◆ THE PROBLEM: Write the listing out again, all of it, word for word.

++++++++++++++++++++

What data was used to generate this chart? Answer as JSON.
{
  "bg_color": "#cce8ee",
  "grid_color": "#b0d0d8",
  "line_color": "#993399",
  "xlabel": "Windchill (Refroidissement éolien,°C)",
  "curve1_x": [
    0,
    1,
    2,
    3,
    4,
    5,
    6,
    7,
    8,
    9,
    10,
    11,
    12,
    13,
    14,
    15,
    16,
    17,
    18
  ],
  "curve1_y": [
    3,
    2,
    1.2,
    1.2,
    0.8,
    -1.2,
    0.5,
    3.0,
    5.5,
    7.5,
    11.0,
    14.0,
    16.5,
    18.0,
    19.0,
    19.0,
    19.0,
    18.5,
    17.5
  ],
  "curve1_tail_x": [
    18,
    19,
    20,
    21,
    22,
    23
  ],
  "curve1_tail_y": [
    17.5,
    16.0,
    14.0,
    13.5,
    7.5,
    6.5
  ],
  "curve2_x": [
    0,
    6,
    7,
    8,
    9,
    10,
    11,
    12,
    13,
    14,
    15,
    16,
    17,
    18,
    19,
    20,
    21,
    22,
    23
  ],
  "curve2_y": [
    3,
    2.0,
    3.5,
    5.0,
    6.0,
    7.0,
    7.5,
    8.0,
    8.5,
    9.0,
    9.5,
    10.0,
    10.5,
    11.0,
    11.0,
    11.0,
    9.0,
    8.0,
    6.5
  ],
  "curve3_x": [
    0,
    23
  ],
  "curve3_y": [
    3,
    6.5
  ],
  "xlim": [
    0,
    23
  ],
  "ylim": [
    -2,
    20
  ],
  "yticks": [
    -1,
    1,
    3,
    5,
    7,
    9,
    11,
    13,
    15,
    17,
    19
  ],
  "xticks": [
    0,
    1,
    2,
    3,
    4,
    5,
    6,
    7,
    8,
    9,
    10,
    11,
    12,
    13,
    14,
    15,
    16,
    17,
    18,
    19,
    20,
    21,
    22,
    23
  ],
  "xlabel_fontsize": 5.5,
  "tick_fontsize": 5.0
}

++++++++++++++++++++

◆ TASK SOLUTION:
What data was used to generate this chart? Answer as JSON.
{
  "bg_color": "#cce8ee",
  "grid_color": "#b0d0d8",
  "line_color": "#993399",
  "xlabel": "Windchill (Refroidissement éolien,°C)",
  "curve1_x": [
    0,
    1,
    2,
    3,
    4,
    5,
    6,
    7,
    8,
    9,
    10,
    11,
    12,
    13,
    14,
    15,
    16,
    17,
    18
  ],
  "curve1_y": [
    3,
    2,
    1.2,
    1.2,
    0.8,
    -1.2,
    0.5,
    3.0,
    5.5,
    7.5,
    11.0,
    14.0,
    16.5,
    18.0,
    19.0,
    19.0,
    19.0,
    18.5,
    17.5
  ],
  "curve1_tail_x": [
    18,
    19,
    20,
    21,
    22,
    23
  ],
  "curve1_tail_y": [
    17.5,
    16.0,
    14.0,
    13.5,
    7.5,
    6.5
  ],
  "curve2_x": [
    0,
    6,
    7,
    8,
    9,
    10,
    11,
    12,
    13,
    14,
    15,
    16,
    17,
    18,
    19,
    20,
    21,
    22,
    23
  ],
  "curve2_y": [
    3,
    2.0,
    3.5,
    5.0,
    6.0,
    7.0,
    7.5,
    8.0,
    8.5,
    9.0,
    9.5,
    10.0,
    10.5,
    11.0,
    11.0,
    11.0,
    9.0,
    8.0,
    6.5
  ],
  "curve3_x": [
    0,
    23
  ],
  "curve3_y": [
    3,
    6.5
  ],
  "xlim": [
    0,
    23
  ],
  "ylim": [
    -2,
    20
  ],
  "yticks": [
    -1,
    1,
    3,
    5,
    7,
    9,
    11,
    13,
    15,
    17,
    19
  ],
  "xticks": [
    0,
    1,
    2,
    3,
    4,
    5,
    6,
    7,
    8,
    9,
    10,
    11,
    12,
    13,
    14,
    15,
    16,
    17,
    18,
    19,
    20,
    21,
    22,
    23
  ],
  "xlabel_fontsize": 5.5,
  "tick_fontsize": 5.0
}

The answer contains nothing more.